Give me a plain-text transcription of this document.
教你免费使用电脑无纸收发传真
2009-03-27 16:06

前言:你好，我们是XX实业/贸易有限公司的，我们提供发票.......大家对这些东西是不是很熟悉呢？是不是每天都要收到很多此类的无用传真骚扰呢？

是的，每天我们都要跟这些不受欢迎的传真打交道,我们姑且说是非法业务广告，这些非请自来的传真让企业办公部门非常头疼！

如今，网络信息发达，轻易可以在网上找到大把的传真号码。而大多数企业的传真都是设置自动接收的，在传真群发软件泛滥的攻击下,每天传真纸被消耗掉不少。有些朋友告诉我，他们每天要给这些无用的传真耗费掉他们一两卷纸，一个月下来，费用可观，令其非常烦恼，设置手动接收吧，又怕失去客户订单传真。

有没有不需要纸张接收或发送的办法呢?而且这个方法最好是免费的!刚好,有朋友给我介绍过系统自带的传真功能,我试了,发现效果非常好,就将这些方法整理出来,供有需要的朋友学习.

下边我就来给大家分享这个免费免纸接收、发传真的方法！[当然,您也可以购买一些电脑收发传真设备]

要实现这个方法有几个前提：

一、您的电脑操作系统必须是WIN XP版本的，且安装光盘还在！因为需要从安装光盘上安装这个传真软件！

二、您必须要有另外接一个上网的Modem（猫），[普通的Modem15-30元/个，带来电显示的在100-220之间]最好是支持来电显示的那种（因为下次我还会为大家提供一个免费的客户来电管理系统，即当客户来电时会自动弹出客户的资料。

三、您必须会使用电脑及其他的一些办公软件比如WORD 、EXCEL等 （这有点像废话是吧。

####

> WHAT THE EXERCISE ASKS
Retype all of the material, keeping each line exact.

> TASK SOLUTION
Give me a plain-text transcription of this document.
教你免费使用电脑无纸收发传真
2009-03-27 16:06

前言:你好，我们是XX实业/贸易有限公司的，我们提供发票.......大家对这些东西是不是很熟悉呢？是不是每天都要收到很多此类的无用传真骚扰呢？

是的，每天我们都要跟这些不受欢迎的传真打交道,我们姑且说是非法业务广告，这些非请自来的传真让企业办公部门非常头疼！

如今，网络信息发达，轻易可以在网上找到大把的传真号码。而大多数企业的传真都是设置自动接收的，在传真群发软件泛滥的攻击下,每天传真纸被消耗掉不少。有些朋友告诉我，他们每天要给这些无用的传真耗费掉他们一两卷纸，一个月下来，费用可观，令其非常烦恼，设置手动接收吧，又怕失去客户订单传真。

有没有不需要纸张接收或发送的办法呢?而且这个方法最好是免费的!刚好,有朋友给我介绍过系统自带的传真功能,我试了,发现效果非常好,就将这些方法整理出来,供有需要的朋友学习.

下边我就来给大家分享这个免费免纸接收、发传真的方法！[当然,您也可以购买一些电脑收发传真设备]

要实现这个方法有几个前提：

一、您的电脑操作系统必须是WIN XP版本的，且安装光盘还在！因为需要从安装光盘上安装这个传真软件！

二、您必须要有另外接一个上网的Modem（猫），[普通的Modem15-30元/个，带来电显示的在100-220之间]最好是支持来电显示的那种（因为下次我还会为大家提供一个免费的客户来电管理系统，即当客户来电时会自动弹出客户的资料。

三、您必须会使用电脑及其他的一些办公软件比如WORD 、EXCEL等 （这有点像废话是吧。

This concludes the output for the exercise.